* Begin *
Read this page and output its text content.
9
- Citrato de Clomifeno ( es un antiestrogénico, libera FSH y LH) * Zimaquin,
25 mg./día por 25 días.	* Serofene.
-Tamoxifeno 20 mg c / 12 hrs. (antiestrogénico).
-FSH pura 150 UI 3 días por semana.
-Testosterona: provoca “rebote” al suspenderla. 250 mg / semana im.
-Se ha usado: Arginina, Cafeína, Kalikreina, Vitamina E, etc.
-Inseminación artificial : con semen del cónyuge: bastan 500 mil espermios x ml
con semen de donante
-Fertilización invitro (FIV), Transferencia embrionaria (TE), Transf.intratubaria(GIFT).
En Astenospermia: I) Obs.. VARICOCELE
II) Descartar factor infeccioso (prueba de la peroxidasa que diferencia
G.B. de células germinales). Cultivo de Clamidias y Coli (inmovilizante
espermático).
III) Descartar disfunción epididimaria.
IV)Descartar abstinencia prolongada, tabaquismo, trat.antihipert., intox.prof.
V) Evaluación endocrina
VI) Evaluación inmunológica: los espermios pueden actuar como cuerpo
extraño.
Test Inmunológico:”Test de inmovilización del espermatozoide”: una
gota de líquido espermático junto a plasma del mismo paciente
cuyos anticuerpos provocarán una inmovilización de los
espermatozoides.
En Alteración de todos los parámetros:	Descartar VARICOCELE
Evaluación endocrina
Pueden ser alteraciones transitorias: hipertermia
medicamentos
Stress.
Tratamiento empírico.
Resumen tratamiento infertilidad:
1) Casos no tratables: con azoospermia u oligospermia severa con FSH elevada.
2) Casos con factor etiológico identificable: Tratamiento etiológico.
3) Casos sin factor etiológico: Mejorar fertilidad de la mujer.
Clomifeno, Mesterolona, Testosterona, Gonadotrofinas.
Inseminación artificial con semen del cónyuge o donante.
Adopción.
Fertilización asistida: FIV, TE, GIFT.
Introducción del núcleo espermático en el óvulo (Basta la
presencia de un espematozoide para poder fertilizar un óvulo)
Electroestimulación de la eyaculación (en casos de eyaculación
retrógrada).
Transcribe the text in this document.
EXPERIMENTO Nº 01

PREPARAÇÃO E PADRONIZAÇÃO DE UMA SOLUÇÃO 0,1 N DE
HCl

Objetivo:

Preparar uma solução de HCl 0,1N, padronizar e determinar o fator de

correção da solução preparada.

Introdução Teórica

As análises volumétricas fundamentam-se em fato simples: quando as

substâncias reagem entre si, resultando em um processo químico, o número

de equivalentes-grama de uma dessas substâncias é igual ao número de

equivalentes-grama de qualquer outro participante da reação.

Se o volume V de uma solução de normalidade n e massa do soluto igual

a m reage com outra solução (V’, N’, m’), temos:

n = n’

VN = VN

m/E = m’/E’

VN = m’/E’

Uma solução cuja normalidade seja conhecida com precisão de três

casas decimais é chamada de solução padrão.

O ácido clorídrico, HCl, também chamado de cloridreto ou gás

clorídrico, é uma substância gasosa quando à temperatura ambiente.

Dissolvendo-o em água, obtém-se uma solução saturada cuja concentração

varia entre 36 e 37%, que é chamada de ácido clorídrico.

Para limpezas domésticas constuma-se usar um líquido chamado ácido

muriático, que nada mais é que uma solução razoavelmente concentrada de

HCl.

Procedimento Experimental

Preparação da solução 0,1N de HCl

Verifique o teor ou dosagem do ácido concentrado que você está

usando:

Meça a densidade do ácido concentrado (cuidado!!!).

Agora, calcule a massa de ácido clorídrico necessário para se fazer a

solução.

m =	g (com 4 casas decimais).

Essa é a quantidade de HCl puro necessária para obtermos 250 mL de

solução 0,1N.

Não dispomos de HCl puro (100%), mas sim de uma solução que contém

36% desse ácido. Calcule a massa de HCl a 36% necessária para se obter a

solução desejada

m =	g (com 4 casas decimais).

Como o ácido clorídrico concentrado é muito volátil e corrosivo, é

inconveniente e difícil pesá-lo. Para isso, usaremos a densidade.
* End *
REQUIRED WORK: Copy out each line of the entries that holds "factor".

THE COMPLETED TASK:
II) Descartar factor infeccioso (prueba de la peroxidasa que diferencia
2) Casos con factor etiológico identificable: Tratamiento etiológico.
3) Casos sin factor etiológico: Mejorar fertilidad de la mujer.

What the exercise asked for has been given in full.